MATERIALS PROVIDED>
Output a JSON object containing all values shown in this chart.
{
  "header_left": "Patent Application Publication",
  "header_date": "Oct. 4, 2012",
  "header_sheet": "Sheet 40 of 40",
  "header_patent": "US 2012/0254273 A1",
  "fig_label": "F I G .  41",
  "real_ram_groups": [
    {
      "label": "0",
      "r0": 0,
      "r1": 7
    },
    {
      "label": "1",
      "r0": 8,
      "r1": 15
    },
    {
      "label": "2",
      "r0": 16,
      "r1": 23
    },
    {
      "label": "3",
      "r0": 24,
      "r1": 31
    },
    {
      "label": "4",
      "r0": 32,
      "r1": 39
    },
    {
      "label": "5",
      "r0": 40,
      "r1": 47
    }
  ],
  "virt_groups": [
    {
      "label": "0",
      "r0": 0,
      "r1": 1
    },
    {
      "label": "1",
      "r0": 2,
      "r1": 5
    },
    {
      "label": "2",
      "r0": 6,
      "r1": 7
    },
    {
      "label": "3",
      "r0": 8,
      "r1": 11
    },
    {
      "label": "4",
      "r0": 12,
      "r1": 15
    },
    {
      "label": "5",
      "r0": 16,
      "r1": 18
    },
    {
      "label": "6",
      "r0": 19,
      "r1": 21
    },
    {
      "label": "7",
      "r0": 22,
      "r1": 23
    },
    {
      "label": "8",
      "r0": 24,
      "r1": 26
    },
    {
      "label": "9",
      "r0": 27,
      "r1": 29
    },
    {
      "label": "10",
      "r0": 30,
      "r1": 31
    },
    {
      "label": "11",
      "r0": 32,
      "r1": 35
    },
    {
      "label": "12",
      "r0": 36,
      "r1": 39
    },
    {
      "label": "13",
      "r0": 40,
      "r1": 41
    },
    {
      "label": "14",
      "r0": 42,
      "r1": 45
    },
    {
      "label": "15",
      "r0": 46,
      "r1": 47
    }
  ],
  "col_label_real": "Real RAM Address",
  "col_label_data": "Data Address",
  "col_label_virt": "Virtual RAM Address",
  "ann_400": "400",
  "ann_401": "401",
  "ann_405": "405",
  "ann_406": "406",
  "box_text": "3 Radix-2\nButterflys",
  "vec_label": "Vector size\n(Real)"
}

GIVEN REQUEST> Go through the listing above line by line and say how many lines hold the word "Address". Reply with that number only.

COMPLETE OUTPUT> 3